# Task prompt:
Return all lines that include the string "Member".

# Dataset entries:
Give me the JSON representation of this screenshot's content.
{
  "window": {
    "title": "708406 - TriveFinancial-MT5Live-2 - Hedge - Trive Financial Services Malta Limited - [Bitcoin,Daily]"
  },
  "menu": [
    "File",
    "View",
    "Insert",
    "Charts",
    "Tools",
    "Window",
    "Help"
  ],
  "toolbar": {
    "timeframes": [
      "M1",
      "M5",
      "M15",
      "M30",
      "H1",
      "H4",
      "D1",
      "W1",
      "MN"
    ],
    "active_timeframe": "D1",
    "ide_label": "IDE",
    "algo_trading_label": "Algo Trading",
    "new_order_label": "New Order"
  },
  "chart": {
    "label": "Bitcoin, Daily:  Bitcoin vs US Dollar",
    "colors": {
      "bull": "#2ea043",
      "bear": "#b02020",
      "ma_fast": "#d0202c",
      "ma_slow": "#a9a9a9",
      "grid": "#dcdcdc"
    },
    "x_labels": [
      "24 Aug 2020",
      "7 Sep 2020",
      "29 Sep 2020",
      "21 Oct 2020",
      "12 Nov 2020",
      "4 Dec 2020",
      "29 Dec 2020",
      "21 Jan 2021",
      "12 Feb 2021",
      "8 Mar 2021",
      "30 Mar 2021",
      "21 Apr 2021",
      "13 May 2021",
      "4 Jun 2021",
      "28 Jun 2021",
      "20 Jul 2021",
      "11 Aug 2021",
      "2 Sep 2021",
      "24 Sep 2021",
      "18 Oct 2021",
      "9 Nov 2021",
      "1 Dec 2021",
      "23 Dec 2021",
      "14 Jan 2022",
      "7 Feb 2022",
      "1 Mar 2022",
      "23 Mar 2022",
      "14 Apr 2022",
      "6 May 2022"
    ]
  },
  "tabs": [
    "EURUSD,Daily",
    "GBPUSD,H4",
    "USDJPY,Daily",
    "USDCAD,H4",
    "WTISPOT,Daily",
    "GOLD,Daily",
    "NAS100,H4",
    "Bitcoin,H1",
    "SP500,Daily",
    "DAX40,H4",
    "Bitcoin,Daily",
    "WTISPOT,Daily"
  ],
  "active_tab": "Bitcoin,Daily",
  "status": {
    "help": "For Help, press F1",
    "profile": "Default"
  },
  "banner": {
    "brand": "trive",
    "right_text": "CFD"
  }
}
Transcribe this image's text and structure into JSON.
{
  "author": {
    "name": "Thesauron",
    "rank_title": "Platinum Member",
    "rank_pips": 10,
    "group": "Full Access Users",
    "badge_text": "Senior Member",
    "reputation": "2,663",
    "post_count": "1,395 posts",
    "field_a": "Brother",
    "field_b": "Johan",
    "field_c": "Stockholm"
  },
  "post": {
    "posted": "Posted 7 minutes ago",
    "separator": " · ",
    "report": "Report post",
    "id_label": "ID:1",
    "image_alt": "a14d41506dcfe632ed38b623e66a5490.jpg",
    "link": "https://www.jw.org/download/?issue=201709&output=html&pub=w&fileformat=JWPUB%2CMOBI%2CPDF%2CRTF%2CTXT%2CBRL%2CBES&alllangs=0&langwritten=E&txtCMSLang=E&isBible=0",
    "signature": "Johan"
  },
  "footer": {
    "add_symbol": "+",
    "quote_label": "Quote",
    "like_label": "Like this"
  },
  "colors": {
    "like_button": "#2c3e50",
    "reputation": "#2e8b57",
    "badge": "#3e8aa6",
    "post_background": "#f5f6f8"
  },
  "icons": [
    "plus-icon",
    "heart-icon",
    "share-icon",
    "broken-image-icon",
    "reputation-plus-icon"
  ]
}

...

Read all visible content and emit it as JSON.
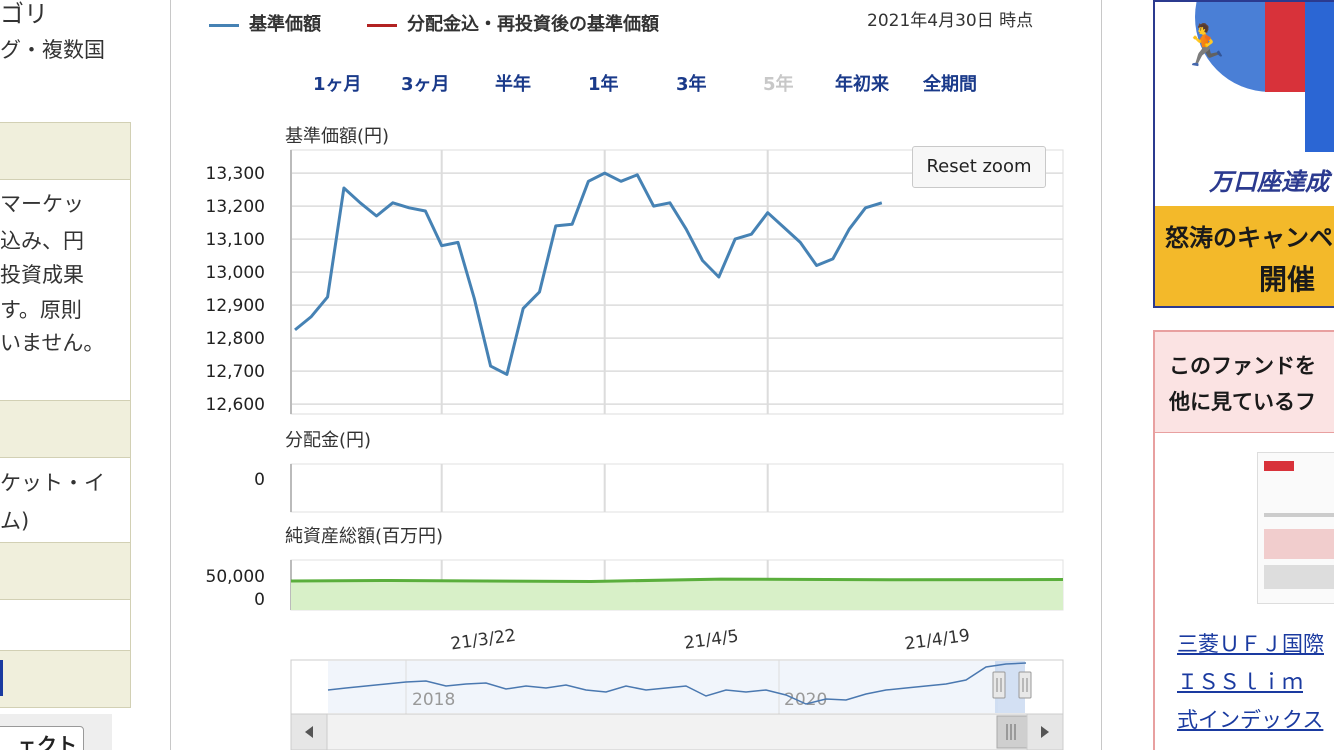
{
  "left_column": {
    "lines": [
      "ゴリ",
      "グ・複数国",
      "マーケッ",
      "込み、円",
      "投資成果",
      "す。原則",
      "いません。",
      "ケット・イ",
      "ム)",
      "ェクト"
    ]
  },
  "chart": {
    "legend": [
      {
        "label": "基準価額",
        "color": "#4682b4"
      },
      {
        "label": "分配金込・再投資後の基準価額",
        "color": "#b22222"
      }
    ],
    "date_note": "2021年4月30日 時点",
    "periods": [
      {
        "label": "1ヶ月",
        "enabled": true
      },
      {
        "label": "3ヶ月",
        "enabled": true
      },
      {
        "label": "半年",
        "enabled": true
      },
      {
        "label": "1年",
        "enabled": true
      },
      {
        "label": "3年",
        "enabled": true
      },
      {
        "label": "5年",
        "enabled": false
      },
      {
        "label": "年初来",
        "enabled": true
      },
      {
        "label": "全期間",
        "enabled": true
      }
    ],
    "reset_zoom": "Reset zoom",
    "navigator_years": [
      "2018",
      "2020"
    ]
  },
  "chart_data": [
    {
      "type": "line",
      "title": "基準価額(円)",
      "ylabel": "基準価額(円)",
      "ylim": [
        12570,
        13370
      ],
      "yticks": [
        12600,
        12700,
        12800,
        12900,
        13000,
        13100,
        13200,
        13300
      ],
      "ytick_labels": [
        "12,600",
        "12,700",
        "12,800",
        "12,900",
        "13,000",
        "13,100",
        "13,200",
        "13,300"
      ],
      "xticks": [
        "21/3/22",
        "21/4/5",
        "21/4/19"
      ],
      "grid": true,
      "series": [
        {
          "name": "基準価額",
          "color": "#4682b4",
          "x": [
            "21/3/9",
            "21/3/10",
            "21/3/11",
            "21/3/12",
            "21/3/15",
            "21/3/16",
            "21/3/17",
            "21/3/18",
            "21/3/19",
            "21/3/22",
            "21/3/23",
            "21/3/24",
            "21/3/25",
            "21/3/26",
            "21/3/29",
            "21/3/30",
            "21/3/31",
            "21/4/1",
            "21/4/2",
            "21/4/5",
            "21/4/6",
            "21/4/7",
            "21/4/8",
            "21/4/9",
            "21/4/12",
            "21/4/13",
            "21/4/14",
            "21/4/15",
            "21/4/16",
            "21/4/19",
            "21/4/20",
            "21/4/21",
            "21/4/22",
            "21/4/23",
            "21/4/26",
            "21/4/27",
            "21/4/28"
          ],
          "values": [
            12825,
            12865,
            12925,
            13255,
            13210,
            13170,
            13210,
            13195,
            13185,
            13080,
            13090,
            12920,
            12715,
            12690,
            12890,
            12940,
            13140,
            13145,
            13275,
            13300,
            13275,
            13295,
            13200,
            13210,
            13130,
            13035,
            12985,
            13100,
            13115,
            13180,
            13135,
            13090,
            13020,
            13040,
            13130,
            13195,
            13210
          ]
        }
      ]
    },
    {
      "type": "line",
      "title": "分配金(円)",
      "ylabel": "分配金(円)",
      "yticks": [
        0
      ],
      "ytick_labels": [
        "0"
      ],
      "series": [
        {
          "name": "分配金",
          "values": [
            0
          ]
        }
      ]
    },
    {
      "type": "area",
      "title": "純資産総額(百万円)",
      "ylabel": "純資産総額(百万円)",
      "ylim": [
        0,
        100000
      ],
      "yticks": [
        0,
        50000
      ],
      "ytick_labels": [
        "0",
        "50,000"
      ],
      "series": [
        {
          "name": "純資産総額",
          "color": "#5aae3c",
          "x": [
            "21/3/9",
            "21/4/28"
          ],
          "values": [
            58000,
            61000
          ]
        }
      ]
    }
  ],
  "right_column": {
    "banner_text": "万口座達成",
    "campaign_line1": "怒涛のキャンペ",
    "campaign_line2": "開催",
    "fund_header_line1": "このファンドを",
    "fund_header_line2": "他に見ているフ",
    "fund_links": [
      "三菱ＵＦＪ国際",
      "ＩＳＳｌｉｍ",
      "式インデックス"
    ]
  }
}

# Output of the exercise:
    "rank_title": "Platinum Member",
    "badge_text": "Senior Member",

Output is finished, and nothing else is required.